**Given passage:**
Implications of a Changing Regulatory Construct on the Rate Setting Process.

Chuck Harder, Senior Director Regulatory Policy & External Relations CenterPoint Energy

Chuck Harder, Senior Director
Regulatory Policy & External Relations
CenterPoint Energy

Sponsored and written by Chuck Harder, Senior Director, Regulatory Policy & External Relations – CenterPoint Energy

For many years, the regulation of natural gas utilities mostly involved relatively infrequent rate cases, coupled with periodic gas cost reviews and audits of the utility’s compliance with service standards. The interaction between the utility and its regulators was very much “backward looking.” Today, that interaction is becoming more frequent and collaborative. Regulators are still interested in the setting of rates but most are more interested in looking for opportunities to improve customer service, pipeline safety and reliability. Also, they

work with natural gas utilities and interested parties to address issues that arise on a regional or statewide basis.

The setting of utility rates has become an increasingly smaller component of the utility-regulator relationship. In many instances, it is becoming more formulaic with key parameters established by commission rule or order.  Innovative rate mechanisms are being implemented to supplement, but not replace, the need for frequent and costly rate cases. These mechanisms are intended to align the Company’s private interest with the public interest – to achieve particular policy goals or address current issues. For my company, CenterPoint Energy, these changes have led to innovative infrastructure cost recovery mechanisms, customer affordability and energy efficiency programs, special rates for service to NGV refueling stations, greater focus on the natural gas procurement planning process, and rate stabilization plans that improve the timeliness of rates and improve the transparency and predictability of the rate-setting process.

Document structure recognition data

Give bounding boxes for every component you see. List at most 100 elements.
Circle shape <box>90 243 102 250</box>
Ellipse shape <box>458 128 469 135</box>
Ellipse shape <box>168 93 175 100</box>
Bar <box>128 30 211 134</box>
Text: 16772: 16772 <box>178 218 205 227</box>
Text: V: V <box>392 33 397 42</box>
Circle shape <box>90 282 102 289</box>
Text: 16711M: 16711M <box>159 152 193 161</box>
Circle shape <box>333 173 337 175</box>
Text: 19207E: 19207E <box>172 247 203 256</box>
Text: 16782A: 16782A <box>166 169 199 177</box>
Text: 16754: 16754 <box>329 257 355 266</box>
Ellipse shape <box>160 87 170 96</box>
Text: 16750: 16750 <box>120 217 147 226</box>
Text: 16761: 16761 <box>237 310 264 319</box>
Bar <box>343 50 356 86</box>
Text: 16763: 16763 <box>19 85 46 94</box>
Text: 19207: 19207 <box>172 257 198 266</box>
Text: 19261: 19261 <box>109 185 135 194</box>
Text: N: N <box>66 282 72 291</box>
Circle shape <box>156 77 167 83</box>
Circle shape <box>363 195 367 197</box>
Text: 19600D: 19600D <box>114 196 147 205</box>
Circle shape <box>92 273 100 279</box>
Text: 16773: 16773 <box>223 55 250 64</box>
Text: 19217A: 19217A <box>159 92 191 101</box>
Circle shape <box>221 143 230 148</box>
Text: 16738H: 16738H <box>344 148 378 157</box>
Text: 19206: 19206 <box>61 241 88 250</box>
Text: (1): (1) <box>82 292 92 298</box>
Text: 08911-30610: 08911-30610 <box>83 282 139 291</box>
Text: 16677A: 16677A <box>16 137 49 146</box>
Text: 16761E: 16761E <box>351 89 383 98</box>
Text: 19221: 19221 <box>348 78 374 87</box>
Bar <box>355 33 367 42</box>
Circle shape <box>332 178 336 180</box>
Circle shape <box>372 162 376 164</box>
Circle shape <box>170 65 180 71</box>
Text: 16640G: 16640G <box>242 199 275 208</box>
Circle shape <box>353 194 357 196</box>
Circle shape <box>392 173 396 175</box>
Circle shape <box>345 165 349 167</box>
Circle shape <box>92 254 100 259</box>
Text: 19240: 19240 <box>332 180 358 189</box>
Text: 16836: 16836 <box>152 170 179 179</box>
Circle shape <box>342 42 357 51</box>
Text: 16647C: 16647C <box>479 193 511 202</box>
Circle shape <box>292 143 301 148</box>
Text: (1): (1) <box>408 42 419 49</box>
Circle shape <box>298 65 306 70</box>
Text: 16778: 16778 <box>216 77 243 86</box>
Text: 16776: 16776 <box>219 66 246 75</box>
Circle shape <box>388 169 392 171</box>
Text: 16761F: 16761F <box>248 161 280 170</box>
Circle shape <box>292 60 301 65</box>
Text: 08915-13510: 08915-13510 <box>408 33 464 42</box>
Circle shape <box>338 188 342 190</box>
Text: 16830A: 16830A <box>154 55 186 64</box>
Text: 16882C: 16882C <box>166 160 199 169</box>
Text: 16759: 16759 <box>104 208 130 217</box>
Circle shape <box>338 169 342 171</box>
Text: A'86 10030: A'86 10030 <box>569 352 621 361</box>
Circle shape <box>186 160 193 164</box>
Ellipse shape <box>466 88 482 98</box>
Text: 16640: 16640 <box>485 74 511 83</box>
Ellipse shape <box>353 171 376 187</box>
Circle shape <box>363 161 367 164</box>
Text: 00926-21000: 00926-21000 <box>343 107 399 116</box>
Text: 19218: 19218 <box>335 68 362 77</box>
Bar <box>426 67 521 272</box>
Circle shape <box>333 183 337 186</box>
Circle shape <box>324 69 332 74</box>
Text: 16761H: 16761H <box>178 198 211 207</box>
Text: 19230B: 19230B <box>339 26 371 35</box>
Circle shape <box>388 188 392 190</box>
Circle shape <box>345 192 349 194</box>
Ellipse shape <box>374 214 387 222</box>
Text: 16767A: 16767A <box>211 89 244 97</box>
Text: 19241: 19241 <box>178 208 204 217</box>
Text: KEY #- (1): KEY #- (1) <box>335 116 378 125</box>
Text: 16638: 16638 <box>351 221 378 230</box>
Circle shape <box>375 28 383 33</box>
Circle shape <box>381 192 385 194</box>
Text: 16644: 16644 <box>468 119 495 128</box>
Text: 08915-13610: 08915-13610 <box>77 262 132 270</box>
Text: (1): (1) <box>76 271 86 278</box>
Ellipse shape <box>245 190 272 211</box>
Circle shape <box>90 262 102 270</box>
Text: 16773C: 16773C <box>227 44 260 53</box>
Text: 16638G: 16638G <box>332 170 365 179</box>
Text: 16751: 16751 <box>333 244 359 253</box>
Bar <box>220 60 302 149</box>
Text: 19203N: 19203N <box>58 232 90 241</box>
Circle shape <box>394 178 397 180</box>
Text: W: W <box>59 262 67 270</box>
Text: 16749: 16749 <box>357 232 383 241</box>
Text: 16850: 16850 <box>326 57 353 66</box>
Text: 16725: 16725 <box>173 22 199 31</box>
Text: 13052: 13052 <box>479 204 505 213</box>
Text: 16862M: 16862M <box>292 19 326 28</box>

**Task requirements:**
According to the passage on rate setting, what are innovative rate mechanisms meant to supplement but not replace?

**Reply:**
The need for frequent and costly rate cases.